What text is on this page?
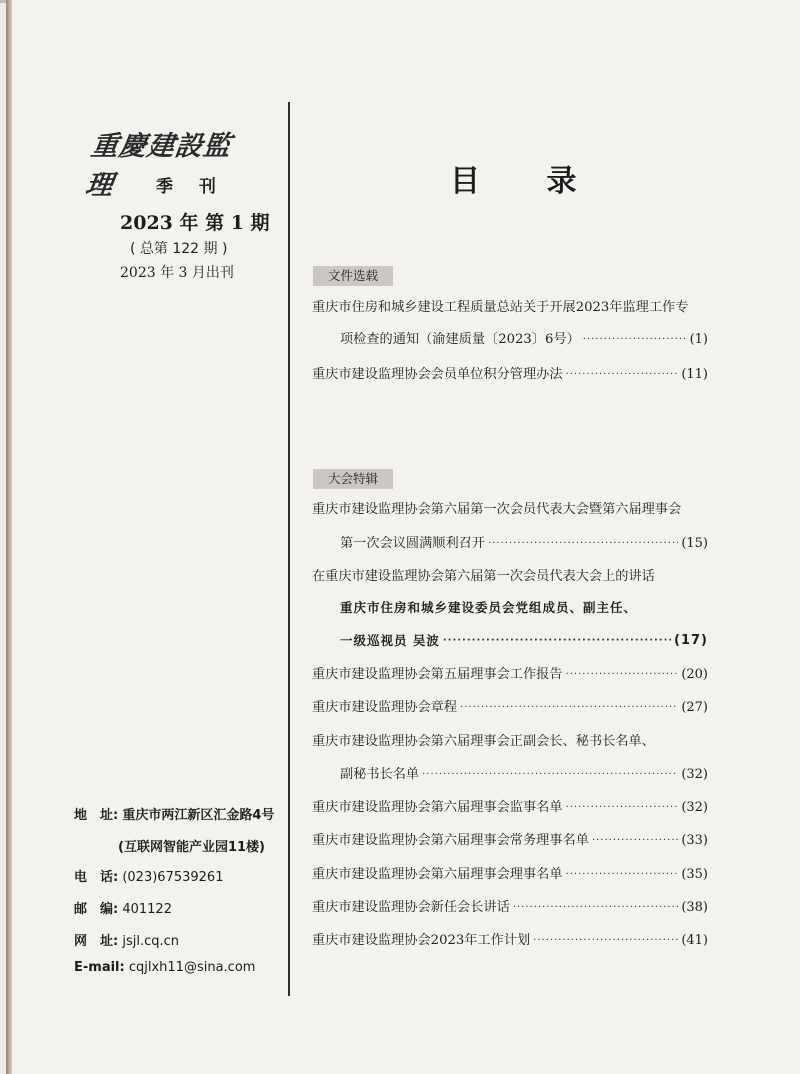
重慶建設監理	季 刊
2023 年 第 1 期
( 总第 122 期 )
2023 年 3 月出刊
地　址: 重庆市两江新区汇金路4号
(互联网智能产业园11楼)
电　话: (023)67539261
邮　编: 401122
网　址: jsjl.cq.cn
E-mail: cqjlxh11@sina.com
目 录
文件选载
重庆市住房和城乡建设工程质量总站关于开展2023年监理工作专
项检查的通知（渝建质量〔2023〕6号） ·····	(1)
重庆市建设监理协会会员单位积分管理办法 ·····	(11)
大会特辑
重庆市建设监理协会第六届第一次会员代表大会暨第六届理事会
第一次会议圆满顺利召开 ·····	(15)
在重庆市建设监理协会第六届第一次会员代表大会上的讲话
重庆市住房和城乡建设委员会党组成员、副主任、
一级巡视员 吴波 ·····	(17)
重庆市建设监理协会第五届理事会工作报告 ·····	(20)
重庆市建设监理协会章程 ·····	(27)
重庆市建设监理协会第六届理事会正副会长、秘书长名单、
副秘书长名单 ·····	(32)
重庆市建设监理协会第六届理事会监事名单 ·····	(32)
重庆市建设监理协会第六届理事会常务理事名单 ·····	(33)
重庆市建设监理协会第六届理事会理事名单 ·····	(35)
重庆市建设监理协会新任会长讲话 ·····	(38)
重庆市建设监理协会2023年工作计划 ·····	(41)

== Written instruction ==
Repeat each line of the records above exactly, but do not copy the pictures.

== Written response ==
What text is on this page?
重慶建設監理	季 刊
2023 年 第 1 期
( 总第 122 期 )
2023 年 3 月出刊
地　址: 重庆市两江新区汇金路4号
(互联网智能产业园11楼)
电　话: (023)67539261
邮　编: 401122
网　址: jsjl.cq.cn
E-mail: cqjlxh11@sina.com
目 录
文件选载
重庆市住房和城乡建设工程质量总站关于开展2023年监理工作专
项检查的通知（渝建质量〔2023〕6号） ·····	(1)
重庆市建设监理协会会员单位积分管理办法 ·····	(11)
大会特辑
重庆市建设监理协会第六届第一次会员代表大会暨第六届理事会
第一次会议圆满顺利召开 ·····	(15)
在重庆市建设监理协会第六届第一次会员代表大会上的讲话
重庆市住房和城乡建设委员会党组成员、副主任、
一级巡视员 吴波 ·····	(17)
重庆市建设监理协会第五届理事会工作报告 ·····	(20)
重庆市建设监理协会章程 ·····	(27)
重庆市建设监理协会第六届理事会正副会长、秘书长名单、
副秘书长名单 ·····	(32)
重庆市建设监理协会第六届理事会监事名单 ·····	(32)
重庆市建设监理协会第六届理事会常务理事名单 ·····	(33)
重庆市建设监理协会第六届理事会理事名单 ·····	(35)
重庆市建设监理协会新任会长讲话 ·····	(38)
重庆市建设监理协会2023年工作计划 ·····	(41)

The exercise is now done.